Records provided:
· · · · ·

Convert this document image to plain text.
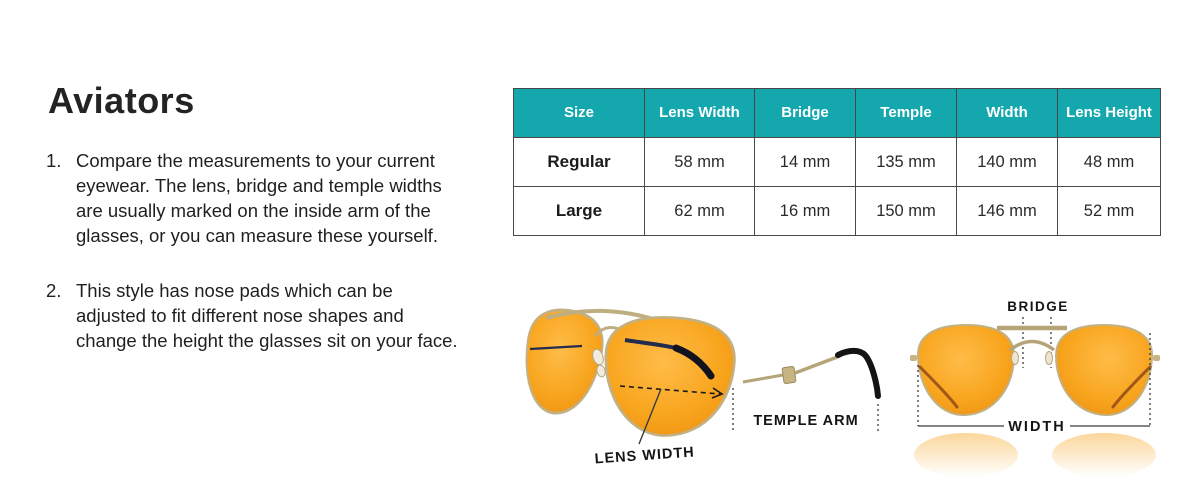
Aviators
1. Compare the measurements to your current eyewear. The lens, bridge and temple widths are usually marked on the inside arm of the glasses, or you can measure these yourself.
2. This style has nose pads which can be adjusted to fit different nose shapes and change the height the glasses sit on your face.
Size	Lens Width	Bridge	Temple	Width	Lens Height
Regular	58 mm	14 mm	135 mm	140 mm	48 mm
Large	62 mm	16 mm	150 mm	146 mm	52 mm
LENS WIDTH
TEMPLE ARM
BRIDGE
WIDTH
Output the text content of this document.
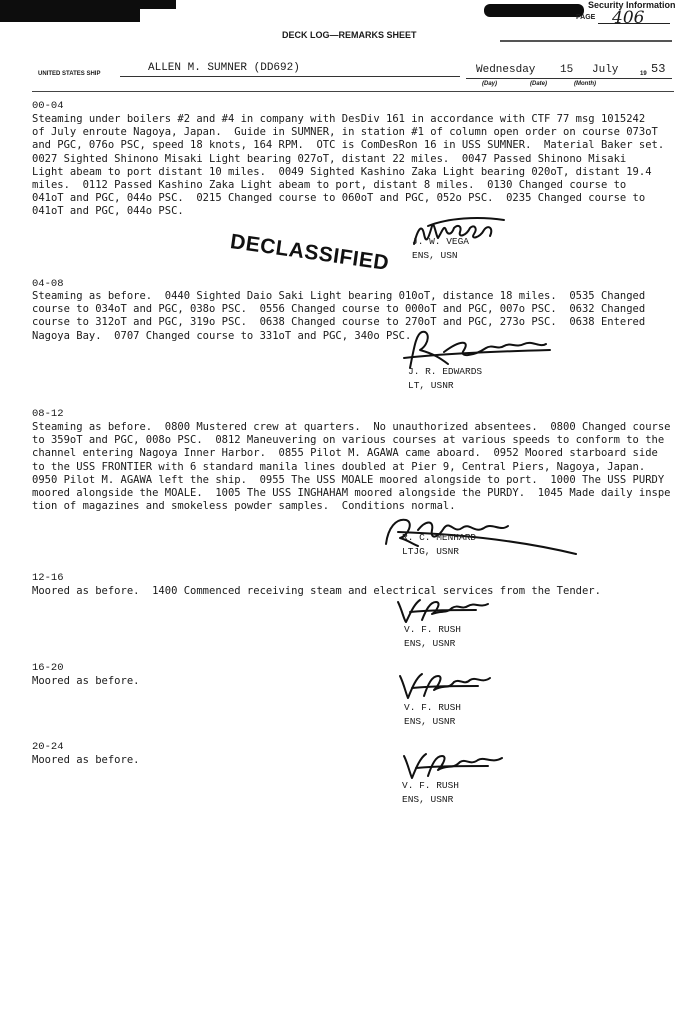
Security Information
PAGE 406
DECK LOG—REMARKS SHEET
UNITED STATES SHIP	ALLEN M. SUMNER (DD692)	Wednesday 15 July	19 53
(Day)	(Date)	(Month)
00-04
Steaming under boilers #2 and #4 in company with DesDiv 161 in accordance with CTF 77 msg 1015242
of July enroute Nagoya, Japan.  Guide in SUMNER, in station #1 of column open order on course 073oT
and PGC, 076o PSC, speed 18 knots, 164 RPM.  OTC is ComDesRon 16 in USS SUMNER.  Material Baker set.
0027 Sighted Shinono Misaki Light bearing 027oT, distant 22 miles.  0047 Passed Shinono Misaki
Light abeam to port distant 10 miles.  0049 Sighted Kashino Zaka Light bearing 020oT, distant 19.4
miles.  0112 Passed Kashino Zaka Light abeam to port, distant 8 miles.  0130 Changed course to
041oT and PGC, 044o PSC.  0215 Changed course to 060oT and PGC, 052o PSC.  0235 Changed course to
041oT and PGC, 044o PSC.
DECLASSIFIED J. W. VEGA
ENS, USN
04-08
Steaming as before.  0440 Sighted Daio Saki Light bearing 010oT, distance 18 miles.  0535 Changed
course to 034oT and PGC, 038o PSC.  0556 Changed course to 000oT and PGC, 007o PSC.  0632 Changed
course to 312oT and PGC, 319o PSC.  0638 Changed course to 270oT and PGC, 273o PSC.  0638 Entered
Nagoya Bay.  0707 Changed course to 331oT and PGC, 340o PSC.
J. R. EDWARDS
LT, USNR
08-12
Steaming as before.  0800 Mustered crew at quarters.  No unauthorized absentees.  0800 Changed course
to 359oT and PGC, 008o PSC.  0812 Maneuvering on various courses at various speeds to conform to the
channel entering Nagoya Inner Harbor.  0855 Pilot M. AGAWA came aboard.  0952 Moored starboard side
to the USS FRONTIER with 6 standard manila lines doubled at Pier 9, Central Piers, Nagoya, Japan.
0950 Pilot M. AGAWA left the ship.  0955 The USS MOALE moored alongside to port.  1000 The USS PURDY
moored alongside the MOALE.  1005 The USS INGHAHAM moored alongside the PURDY.  1045 Made daily inspe
tion of magazines and smokeless powder samples.  Conditions normal.
R. C. MENHARD
LTJG, USNR
12-16
Moored as before.  1400 Commenced receiving steam and electrical services from the Tender.
V. F. RUSH
ENS, USNR
16-20
Moored as before.
V. F. RUSH
ENS, USNR
20-24
Moored as before.
V. F. RUSH
ENS, USNR
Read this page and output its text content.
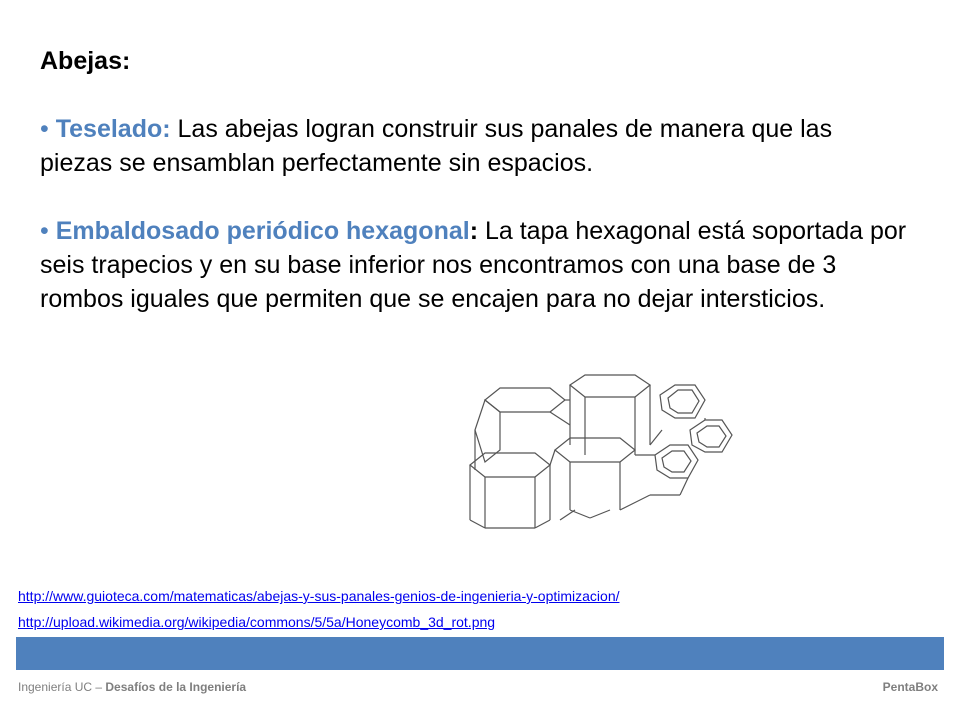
Abejas:
• Teselado: Las abejas logran construir sus panales de manera que las piezas se ensamblan perfectamente sin espacios.
• Embaldosado periódico hexagonal: La tapa hexagonal está soportada por seis trapecios y en su base inferior nos encontramos con una base de 3 rombos iguales que permiten que se encajen para no dejar intersticios.
http://www.guioteca.com/matematicas/abejas-y-sus-panales-genios-de-ingenieria-y-optimizacion/
http://upload.wikimedia.org/wikipedia/commons/5/5a/Honeycomb_3d_rot.png
Ingeniería UC – Desafíos de la Ingeniería	PentaBox
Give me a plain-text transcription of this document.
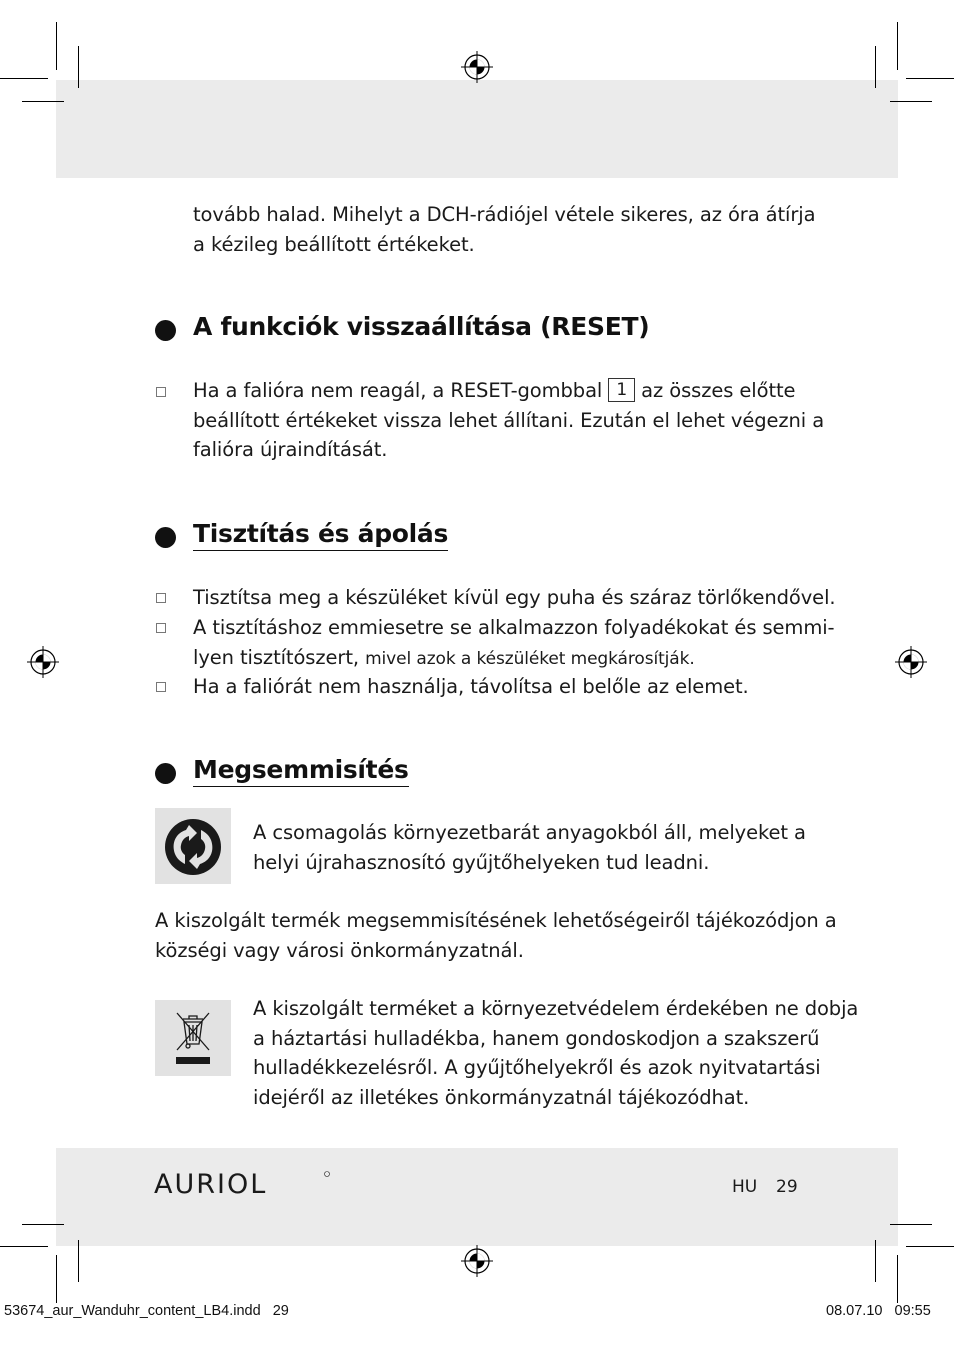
tovább halad. Mihelyt a DCH-rádiójel vétele sikeres, az óra átírja
a kézileg beállított értékeket.
A funkciók visszaállítása (RESET)
Ha a falióra nem reagál, a RESET-gombbal 1 az összes előtte
beállított értékeket vissza lehet állítani. Ezután el lehet végezni a
falióra újraindítását.
Tisztítás és ápolás
Tisztítsa meg a készüléket kívül egy puha és száraz törlőkendővel.
A tisztításhoz emmiesetre se alkalmazzon folyadékokat és semmi-
lyen tisztítószert, mivel azok a készüléket megkárosítják.
Ha a faliórát nem használja, távolítsa el belőle az elemet.
Megsemmisítés
A csomagolás környezetbarát anyagokból áll, melyeket a
helyi újrahasznosító gyűjtőhelyeken tud leadni.
A kiszolgált termék megsemmisítésének lehetőségeiről tájékozódjon a
községi vagy városi önkormányzatnál.
A kiszolgált terméket a környezetvédelem érdekében ne dobja
a háztartási hulladékba, hanem gondoskodjon a szakszerű
hulladékkezelésről. A gyűjtőhelyekről és azok nyitvatartási
idejéről az illetékes önkormányzatnál tájékozódhat.
AURIOL	HU 29
53674_aur_Wanduhr_content_LB4.indd   29	08.07.10   09:55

· · · · ·

Short task:
Transcribe the material exactly, keeping every word and none of the pictures.

Response to the exercise:
Convert this document image to plain text.
Aviators
1. Compare the measurements to your current eyewear. The lens, bridge and temple widths are usually marked on the inside arm of the glasses, or you can measure these yourself.
2. This style has nose pads which can be adjusted to fit different nose shapes and change the height the glasses sit on your face.
Size	Lens Width	Bridge	Temple	Width	Lens Height
Regular	58 mm	14 mm	135 mm	140 mm	48 mm
Large	62 mm	16 mm	150 mm	146 mm	52 mm
LENS WIDTH
TEMPLE ARM
BRIDGE
WIDTH
Output the text content of this document.
Security Information
PAGE 406
DECK LOG—REMARKS SHEET
UNITED STATES SHIP	ALLEN M. SUMNER (DD692)	Wednesday 15 July	19 53
(Day)	(Date)	(Month)
00-04
Steaming under boilers #2 and #4 in company with DesDiv 161 in accordance with CTF 77 msg 1015242
of July enroute Nagoya, Japan.  Guide in SUMNER, in station #1 of column open order on course 073oT
and PGC, 076o PSC, speed 18 knots, 164 RPM.  OTC is ComDesRon 16 in USS SUMNER.  Material Baker set.
0027 Sighted Shinono Misaki Light bearing 027oT, distant 22 miles.  0047 Passed Shinono Misaki
Light abeam to port distant 10 miles.  0049 Sighted Kashino Zaka Light bearing 020oT, distant 19.4
miles.  0112 Passed Kashino Zaka Light abeam to port, distant 8 miles.  0130 Changed course to
041oT and PGC, 044o PSC.  0215 Changed course to 060oT and PGC, 052o PSC.  0235 Changed course to
041oT and PGC, 044o PSC.
DECLASSIFIED J. W. VEGA
ENS, USN
04-08
Steaming as before.  0440 Sighted Daio Saki Light bearing 010oT, distance 18 miles.  0535 Changed
course to 034oT and PGC, 038o PSC.  0556 Changed course to 000oT and PGC, 007o PSC.  0632 Changed
course to 312oT and PGC, 319o PSC.  0638 Changed course to 270oT and PGC, 273o PSC.  0638 Entered
Nagoya Bay.  0707 Changed course to 331oT and PGC, 340o PSC.
J. R. EDWARDS
LT, USNR
08-12
Steaming as before.  0800 Mustered crew at quarters.  No unauthorized absentees.  0800 Changed course
to 359oT and PGC, 008o PSC.  0812 Maneuvering on various courses at various speeds to conform to the
channel entering Nagoya Inner Harbor.  0855 Pilot M. AGAWA came aboard.  0952 Moored starboard side
to the USS FRONTIER with 6 standard manila lines doubled at Pier 9, Central Piers, Nagoya, Japan.
0950 Pilot M. AGAWA left the ship.  0955 The USS MOALE moored alongside to port.  1000 The USS PURDY
moored alongside the MOALE.  1005 The USS INGHAHAM moored alongside the PURDY.  1045 Made daily inspe
tion of magazines and smokeless powder samples.  Conditions normal.
R. C. MENHARD
LTJG, USNR
12-16
Moored as before.  1400 Commenced receiving steam and electrical services from the Tender.
V. F. RUSH
ENS, USNR
16-20
Moored as before.
V. F. RUSH
ENS, USNR
20-24
Moored as before.
V. F. RUSH
ENS, USNR
Read this page and output its text content.
Abejas:
• Teselado: Las abejas logran construir sus panales de manera que las piezas se ensamblan perfectamente sin espacios.
• Embaldosado periódico hexagonal: La tapa hexagonal está soportada por seis trapecios y en su base inferior nos encontramos con una base de 3 rombos iguales que permiten que se encajen para no dejar intersticios.
http://www.guioteca.com/matematicas/abejas-y-sus-panales-genios-de-ingenieria-y-optimizacion/
http://upload.wikimedia.org/wikipedia/commons/5/5a/Honeycomb_3d_rot.png
Ingeniería UC – Desafíos de la Ingeniería	PentaBox
Give me a plain-text transcription of this document.
tovább halad. Mihelyt a DCH-rádiójel vétele sikeres, az óra átírja
a kézileg beállított értékeket.
A funkciók visszaállítása (RESET)
Ha a falióra nem reagál, a RESET-gombbal 1 az összes előtte
beállított értékeket vissza lehet állítani. Ezután el lehet végezni a
falióra újraindítását.
Tisztítás és ápolás
Tisztítsa meg a készüléket kívül egy puha és száraz törlőkendővel.
A tisztításhoz emmiesetre se alkalmazzon folyadékokat és semmi-
lyen tisztítószert, mivel azok a készüléket megkárosítják.
Ha a faliórát nem használja, távolítsa el belőle az elemet.
Megsemmisítés
A csomagolás környezetbarát anyagokból áll, melyeket a
helyi újrahasznosító gyűjtőhelyeken tud leadni.
A kiszolgált termék megsemmisítésének lehetőségeiről tájékozódjon a
községi vagy városi önkormányzatnál.
A kiszolgált terméket a környezetvédelem érdekében ne dobja
a háztartási hulladékba, hanem gondoskodjon a szakszerű
hulladékkezelésről. A gyűjtőhelyekről és azok nyitvatartási
idejéről az illetékes önkormányzatnál tájékozódhat.
AURIOL	HU 29
53674_aur_Wanduhr_content_LB4.indd   29	08.07.10   09:55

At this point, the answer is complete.